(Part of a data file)

******

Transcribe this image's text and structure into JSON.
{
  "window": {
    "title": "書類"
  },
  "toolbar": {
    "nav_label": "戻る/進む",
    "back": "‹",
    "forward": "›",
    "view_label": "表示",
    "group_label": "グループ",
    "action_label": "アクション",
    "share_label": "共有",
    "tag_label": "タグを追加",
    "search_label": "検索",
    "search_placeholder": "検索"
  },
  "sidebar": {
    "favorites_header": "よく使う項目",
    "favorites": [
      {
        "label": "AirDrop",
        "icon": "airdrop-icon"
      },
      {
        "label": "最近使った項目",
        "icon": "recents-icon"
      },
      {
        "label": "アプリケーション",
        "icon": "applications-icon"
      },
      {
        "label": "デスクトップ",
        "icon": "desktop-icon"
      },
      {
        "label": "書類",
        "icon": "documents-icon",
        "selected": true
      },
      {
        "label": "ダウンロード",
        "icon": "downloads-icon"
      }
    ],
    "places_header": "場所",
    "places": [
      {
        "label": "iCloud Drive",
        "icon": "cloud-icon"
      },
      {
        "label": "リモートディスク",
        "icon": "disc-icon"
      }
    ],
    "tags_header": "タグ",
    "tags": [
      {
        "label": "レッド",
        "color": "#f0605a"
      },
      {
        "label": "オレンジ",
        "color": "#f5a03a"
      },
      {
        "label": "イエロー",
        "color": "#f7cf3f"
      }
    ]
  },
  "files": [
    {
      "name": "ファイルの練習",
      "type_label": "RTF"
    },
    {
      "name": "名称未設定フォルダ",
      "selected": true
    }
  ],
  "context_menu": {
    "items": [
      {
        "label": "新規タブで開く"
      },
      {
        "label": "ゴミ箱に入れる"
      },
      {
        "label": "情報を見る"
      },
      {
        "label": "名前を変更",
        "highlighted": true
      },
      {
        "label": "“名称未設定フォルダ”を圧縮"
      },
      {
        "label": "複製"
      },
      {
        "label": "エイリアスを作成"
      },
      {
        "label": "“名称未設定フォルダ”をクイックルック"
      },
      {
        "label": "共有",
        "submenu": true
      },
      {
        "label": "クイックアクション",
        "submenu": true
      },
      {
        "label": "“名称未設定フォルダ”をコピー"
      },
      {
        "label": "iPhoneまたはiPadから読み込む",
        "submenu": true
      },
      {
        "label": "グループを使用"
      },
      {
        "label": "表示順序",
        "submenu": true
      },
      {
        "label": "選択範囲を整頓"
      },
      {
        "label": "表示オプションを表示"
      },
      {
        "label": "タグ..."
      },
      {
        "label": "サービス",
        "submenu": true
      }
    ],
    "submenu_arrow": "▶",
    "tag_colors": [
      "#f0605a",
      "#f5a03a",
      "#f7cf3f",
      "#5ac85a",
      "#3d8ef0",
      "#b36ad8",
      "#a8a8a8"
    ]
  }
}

******

→ **GOAL OF THE EXERCISE**
Make an exact copy of every entry.

→ **SOLUTION TO THE EXERCISE**
Transcribe this image's text and structure into JSON.
{
  "window": {
    "title": "書類"
  },
  "toolbar": {
    "nav_label": "戻る/進む",
    "back": "‹",
    "forward": "›",
    "view_label": "表示",
    "group_label": "グループ",
    "action_label": "アクション",
    "share_label": "共有",
    "tag_label": "タグを追加",
    "search_label": "検索",
    "search_placeholder": "検索"
  },
  "sidebar": {
    "favorites_header": "よく使う項目",
    "favorites": [
      {
        "label": "AirDrop",
        "icon": "airdrop-icon"
      },
      {
        "label": "最近使った項目",
        "icon": "recents-icon"
      },
      {
        "label": "アプリケーション",
        "icon": "applications-icon"
      },
      {
        "label": "デスクトップ",
        "icon": "desktop-icon"
      },
      {
        "label": "書類",
        "icon": "documents-icon",
        "selected": true
      },
      {
        "label": "ダウンロード",
        "icon": "downloads-icon"
      }
    ],
    "places_header": "場所",
    "places": [
      {
        "label": "iCloud Drive",
        "icon": "cloud-icon"
      },
      {
        "label": "リモートディスク",
        "icon": "disc-icon"
      }
    ],
    "tags_header": "タグ",
    "tags": [
      {
        "label": "レッド",
        "color": "#f0605a"
      },
      {
        "label": "オレンジ",
        "color": "#f5a03a"
      },
      {
        "label": "イエロー",
        "color": "#f7cf3f"
      }
    ]
  },
  "files": [
    {
      "name": "ファイルの練習",
      "type_label": "RTF"
    },
    {
      "name": "名称未設定フォルダ",
      "selected": true
    }
  ],
  "context_menu": {
    "items": [
      {
        "label": "新規タブで開く"
      },
      {
        "label": "ゴミ箱に入れる"
      },
      {
        "label": "情報を見る"
      },
      {
        "label": "名前を変更",
        "highlighted": true
      },
      {
        "label": "“名称未設定フォルダ”を圧縮"
      },
      {
        "label": "複製"
      },
      {
        "label": "エイリアスを作成"
      },
      {
        "label": "“名称未設定フォルダ”をクイックルック"
      },
      {
        "label": "共有",
        "submenu": true
      },
      {
        "label": "クイックアクション",
        "submenu": true
      },
      {
        "label": "“名称未設定フォルダ”をコピー"
      },
      {
        "label": "iPhoneまたはiPadから読み込む",
        "submenu": true
      },
      {
        "label": "グループを使用"
      },
      {
        "label": "表示順序",
        "submenu": true
      },
      {
        "label": "選択範囲を整頓"
      },
      {
        "label": "表示オプションを表示"
      },
      {
        "label": "タグ..."
      },
      {
        "label": "サービス",
        "submenu": true
      }
    ],
    "submenu_arrow": "▶",
    "tag_colors": [
      "#f0605a",
      "#f5a03a",
      "#f7cf3f",
      "#5ac85a",
      "#3d8ef0",
      "#b36ad8",
      "#a8a8a8"
    ]
  }
}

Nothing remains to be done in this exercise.